» **Instructions to follow**: Pictures stay out of your copy, but everything else in the records below must be repeated exactly.

» **Rows from a dataset**:
=-=-=

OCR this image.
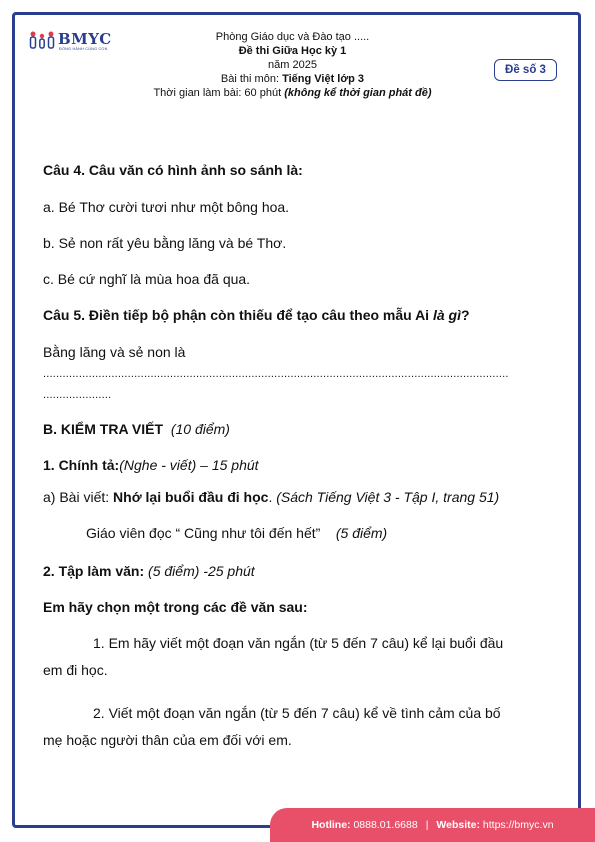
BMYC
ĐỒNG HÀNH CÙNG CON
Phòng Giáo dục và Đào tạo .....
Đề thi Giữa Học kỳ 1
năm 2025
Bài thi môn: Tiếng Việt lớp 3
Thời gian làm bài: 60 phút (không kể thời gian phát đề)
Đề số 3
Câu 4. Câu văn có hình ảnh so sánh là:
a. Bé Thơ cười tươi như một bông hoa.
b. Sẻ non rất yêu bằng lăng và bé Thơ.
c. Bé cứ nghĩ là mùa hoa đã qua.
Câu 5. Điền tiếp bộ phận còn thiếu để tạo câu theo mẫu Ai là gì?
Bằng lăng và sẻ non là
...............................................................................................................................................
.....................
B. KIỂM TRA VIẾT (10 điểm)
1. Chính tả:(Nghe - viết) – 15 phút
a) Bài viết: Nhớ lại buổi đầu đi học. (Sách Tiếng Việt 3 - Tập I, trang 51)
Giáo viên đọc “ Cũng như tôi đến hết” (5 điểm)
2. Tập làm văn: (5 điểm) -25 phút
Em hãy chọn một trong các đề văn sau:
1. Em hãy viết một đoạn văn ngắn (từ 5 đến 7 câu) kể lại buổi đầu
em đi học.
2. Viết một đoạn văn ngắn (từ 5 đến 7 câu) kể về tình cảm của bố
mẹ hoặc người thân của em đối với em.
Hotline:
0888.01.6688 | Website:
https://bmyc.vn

=-=-=

» **Exercise response**:
OCR this image.
BMYC
ĐỒNG HÀNH CÙNG CON
Phòng Giáo dục và Đào tạo .....
Đề thi Giữa Học kỳ 1
năm 2025
Bài thi môn: Tiếng Việt lớp 3
Thời gian làm bài: 60 phút (không kể thời gian phát đề)
Đề số 3
Câu 4. Câu văn có hình ảnh so sánh là:
a. Bé Thơ cười tươi như một bông hoa.
b. Sẻ non rất yêu bằng lăng và bé Thơ.
c. Bé cứ nghĩ là mùa hoa đã qua.
Câu 5. Điền tiếp bộ phận còn thiếu để tạo câu theo mẫu Ai là gì?
Bằng lăng và sẻ non là
...............................................................................................................................................
.....................
B. KIỂM TRA VIẾT (10 điểm)
1. Chính tả:(Nghe - viết) – 15 phút
a) Bài viết: Nhớ lại buổi đầu đi học. (Sách Tiếng Việt 3 - Tập I, trang 51)
Giáo viên đọc “ Cũng như tôi đến hết” (5 điểm)
2. Tập làm văn: (5 điểm) -25 phút
Em hãy chọn một trong các đề văn sau:
1. Em hãy viết một đoạn văn ngắn (từ 5 đến 7 câu) kể lại buổi đầu
em đi học.
2. Viết một đoạn văn ngắn (từ 5 đến 7 câu) kể về tình cảm của bố
mẹ hoặc người thân của em đối với em.
Hotline:
0888.01.6688 | Website:
https://bmyc.vn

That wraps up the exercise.